● WHAT THE TASK REQUIRES: Each record, exactly as written, should be printed again.

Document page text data
▼

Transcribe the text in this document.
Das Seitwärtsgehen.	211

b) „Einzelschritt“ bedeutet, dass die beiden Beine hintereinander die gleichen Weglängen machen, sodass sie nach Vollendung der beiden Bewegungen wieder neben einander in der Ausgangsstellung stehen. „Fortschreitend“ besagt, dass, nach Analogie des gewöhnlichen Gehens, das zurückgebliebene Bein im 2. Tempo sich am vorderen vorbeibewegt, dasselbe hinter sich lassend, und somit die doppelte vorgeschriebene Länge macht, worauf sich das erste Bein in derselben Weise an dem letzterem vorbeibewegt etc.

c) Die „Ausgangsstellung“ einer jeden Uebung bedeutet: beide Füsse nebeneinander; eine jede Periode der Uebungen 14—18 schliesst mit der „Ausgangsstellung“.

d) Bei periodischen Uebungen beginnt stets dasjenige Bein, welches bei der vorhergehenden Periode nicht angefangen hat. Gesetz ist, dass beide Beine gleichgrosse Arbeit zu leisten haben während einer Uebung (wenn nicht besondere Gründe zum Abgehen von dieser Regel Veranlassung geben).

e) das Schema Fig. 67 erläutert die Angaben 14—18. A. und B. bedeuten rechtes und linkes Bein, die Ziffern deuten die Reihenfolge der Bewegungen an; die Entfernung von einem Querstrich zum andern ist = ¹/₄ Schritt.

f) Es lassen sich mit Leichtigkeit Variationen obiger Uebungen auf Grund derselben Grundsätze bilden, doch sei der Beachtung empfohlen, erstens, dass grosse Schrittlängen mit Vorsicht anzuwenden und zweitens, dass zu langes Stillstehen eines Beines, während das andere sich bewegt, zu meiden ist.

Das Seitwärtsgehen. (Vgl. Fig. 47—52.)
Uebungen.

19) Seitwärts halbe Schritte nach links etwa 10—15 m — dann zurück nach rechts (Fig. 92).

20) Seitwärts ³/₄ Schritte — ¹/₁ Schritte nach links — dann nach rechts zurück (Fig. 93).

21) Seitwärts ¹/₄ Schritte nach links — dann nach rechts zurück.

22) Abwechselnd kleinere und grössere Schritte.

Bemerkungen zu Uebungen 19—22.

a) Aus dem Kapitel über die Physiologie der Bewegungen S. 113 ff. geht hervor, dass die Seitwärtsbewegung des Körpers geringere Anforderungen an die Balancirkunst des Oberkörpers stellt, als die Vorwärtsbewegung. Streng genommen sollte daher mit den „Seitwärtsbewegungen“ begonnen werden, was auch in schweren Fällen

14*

▲

● RESPONSE:
Transcribe the text in this document.
Das Seitwärtsgehen.	211

b) „Einzelschritt“ bedeutet, dass die beiden Beine hintereinander die gleichen Weglängen machen, sodass sie nach Vollendung der beiden Bewegungen wieder neben einander in der Ausgangsstellung stehen. „Fortschreitend“ besagt, dass, nach Analogie des gewöhnlichen Gehens, das zurückgebliebene Bein im 2. Tempo sich am vorderen vorbeibewegt, dasselbe hinter sich lassend, und somit die doppelte vorgeschriebene Länge macht, worauf sich das erste Bein in derselben Weise an dem letzterem vorbeibewegt etc.

c) Die „Ausgangsstellung“ einer jeden Uebung bedeutet: beide Füsse nebeneinander; eine jede Periode der Uebungen 14—18 schliesst mit der „Ausgangsstellung“.

d) Bei periodischen Uebungen beginnt stets dasjenige Bein, welches bei der vorhergehenden Periode nicht angefangen hat. Gesetz ist, dass beide Beine gleichgrosse Arbeit zu leisten haben während einer Uebung (wenn nicht besondere Gründe zum Abgehen von dieser Regel Veranlassung geben).

e) das Schema Fig. 67 erläutert die Angaben 14—18. A. und B. bedeuten rechtes und linkes Bein, die Ziffern deuten die Reihenfolge der Bewegungen an; die Entfernung von einem Querstrich zum andern ist = ¹/₄ Schritt.

f) Es lassen sich mit Leichtigkeit Variationen obiger Uebungen auf Grund derselben Grundsätze bilden, doch sei der Beachtung empfohlen, erstens, dass grosse Schrittlängen mit Vorsicht anzuwenden und zweitens, dass zu langes Stillstehen eines Beines, während das andere sich bewegt, zu meiden ist.

Das Seitwärtsgehen. (Vgl. Fig. 47—52.)
Uebungen.

19) Seitwärts halbe Schritte nach links etwa 10—15 m — dann zurück nach rechts (Fig. 92).

20) Seitwärts ³/₄ Schritte — ¹/₁ Schritte nach links — dann nach rechts zurück (Fig. 93).

21) Seitwärts ¹/₄ Schritte nach links — dann nach rechts zurück.

22) Abwechselnd kleinere und grössere Schritte.

Bemerkungen zu Uebungen 19—22.

a) Aus dem Kapitel über die Physiologie der Bewegungen S. 113 ff. geht hervor, dass die Seitwärtsbewegung des Körpers geringere Anforderungen an die Balancirkunst des Oberkörpers stellt, als die Vorwärtsbewegung. Streng genommen sollte daher mit den „Seitwärtsbewegungen“ begonnen werden, was auch in schweren Fällen

14*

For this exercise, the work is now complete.